**Aim**
Copy out each line of the material in which the word "ROBO" appears.

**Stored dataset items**
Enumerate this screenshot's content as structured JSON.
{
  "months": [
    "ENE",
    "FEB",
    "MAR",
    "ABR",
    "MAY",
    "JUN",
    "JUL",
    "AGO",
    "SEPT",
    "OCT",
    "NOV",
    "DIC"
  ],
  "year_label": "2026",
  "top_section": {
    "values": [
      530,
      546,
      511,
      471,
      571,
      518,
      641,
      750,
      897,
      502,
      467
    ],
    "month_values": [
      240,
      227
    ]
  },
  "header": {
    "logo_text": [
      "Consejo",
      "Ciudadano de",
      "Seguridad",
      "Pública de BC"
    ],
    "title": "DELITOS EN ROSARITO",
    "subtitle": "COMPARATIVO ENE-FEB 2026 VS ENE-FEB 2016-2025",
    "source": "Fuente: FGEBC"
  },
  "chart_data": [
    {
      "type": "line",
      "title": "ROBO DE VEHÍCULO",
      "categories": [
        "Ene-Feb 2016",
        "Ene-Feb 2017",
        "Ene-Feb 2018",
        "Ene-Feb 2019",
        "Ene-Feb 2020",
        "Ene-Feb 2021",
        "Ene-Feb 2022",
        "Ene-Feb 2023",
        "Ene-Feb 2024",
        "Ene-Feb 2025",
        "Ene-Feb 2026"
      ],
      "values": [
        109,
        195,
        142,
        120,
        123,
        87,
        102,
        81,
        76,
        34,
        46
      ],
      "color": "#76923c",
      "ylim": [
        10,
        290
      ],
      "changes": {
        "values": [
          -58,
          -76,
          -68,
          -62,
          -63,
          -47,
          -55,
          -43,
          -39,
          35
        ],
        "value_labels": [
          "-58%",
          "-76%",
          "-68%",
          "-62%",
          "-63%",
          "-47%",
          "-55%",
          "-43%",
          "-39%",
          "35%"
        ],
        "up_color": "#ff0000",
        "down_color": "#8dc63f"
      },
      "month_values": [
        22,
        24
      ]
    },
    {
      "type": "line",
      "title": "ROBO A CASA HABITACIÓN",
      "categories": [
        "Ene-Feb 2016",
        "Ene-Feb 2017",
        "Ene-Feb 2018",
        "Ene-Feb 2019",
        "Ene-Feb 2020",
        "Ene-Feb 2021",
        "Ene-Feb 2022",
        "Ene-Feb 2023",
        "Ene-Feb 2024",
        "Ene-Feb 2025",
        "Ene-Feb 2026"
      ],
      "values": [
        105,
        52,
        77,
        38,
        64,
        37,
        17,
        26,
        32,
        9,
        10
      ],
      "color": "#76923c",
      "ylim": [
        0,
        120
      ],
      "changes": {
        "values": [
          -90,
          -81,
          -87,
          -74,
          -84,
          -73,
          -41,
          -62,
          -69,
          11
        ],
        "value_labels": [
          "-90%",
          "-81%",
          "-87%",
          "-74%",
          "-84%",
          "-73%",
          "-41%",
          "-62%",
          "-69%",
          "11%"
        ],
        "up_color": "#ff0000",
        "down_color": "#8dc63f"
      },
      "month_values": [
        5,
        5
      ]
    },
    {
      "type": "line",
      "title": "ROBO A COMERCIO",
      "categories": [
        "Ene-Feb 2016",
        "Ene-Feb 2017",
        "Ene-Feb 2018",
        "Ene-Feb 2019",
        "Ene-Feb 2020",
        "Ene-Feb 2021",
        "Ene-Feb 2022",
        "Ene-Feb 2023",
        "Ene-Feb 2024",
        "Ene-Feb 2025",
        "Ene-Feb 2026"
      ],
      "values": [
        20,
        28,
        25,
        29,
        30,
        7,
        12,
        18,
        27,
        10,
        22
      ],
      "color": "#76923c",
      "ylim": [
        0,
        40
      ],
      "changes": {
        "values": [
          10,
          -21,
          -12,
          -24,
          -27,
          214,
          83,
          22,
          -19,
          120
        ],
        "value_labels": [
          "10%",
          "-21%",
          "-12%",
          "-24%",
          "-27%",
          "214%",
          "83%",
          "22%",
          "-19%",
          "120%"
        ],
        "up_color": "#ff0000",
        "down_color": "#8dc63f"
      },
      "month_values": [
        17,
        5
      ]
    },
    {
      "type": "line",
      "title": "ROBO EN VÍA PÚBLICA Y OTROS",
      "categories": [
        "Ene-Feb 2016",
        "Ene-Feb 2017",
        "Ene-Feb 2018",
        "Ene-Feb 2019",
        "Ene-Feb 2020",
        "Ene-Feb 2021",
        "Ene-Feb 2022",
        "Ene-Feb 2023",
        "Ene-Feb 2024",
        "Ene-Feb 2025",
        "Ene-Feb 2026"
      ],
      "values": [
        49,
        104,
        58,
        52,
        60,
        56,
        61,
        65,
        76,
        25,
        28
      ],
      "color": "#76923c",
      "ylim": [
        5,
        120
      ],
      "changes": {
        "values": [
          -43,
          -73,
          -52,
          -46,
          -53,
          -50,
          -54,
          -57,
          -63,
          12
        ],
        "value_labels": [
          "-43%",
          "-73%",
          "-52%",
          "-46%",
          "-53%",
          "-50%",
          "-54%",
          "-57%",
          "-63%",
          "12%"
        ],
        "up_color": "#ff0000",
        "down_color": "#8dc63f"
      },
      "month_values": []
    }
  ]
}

**Answer to the problem**
      "title": "ROBO DE VEHÍCULO",
      "title": "ROBO A CASA HABITACIÓN",
      "title": "ROBO A COMERCIO",
      "title": "ROBO EN VÍA PÚBLICA Y OTROS",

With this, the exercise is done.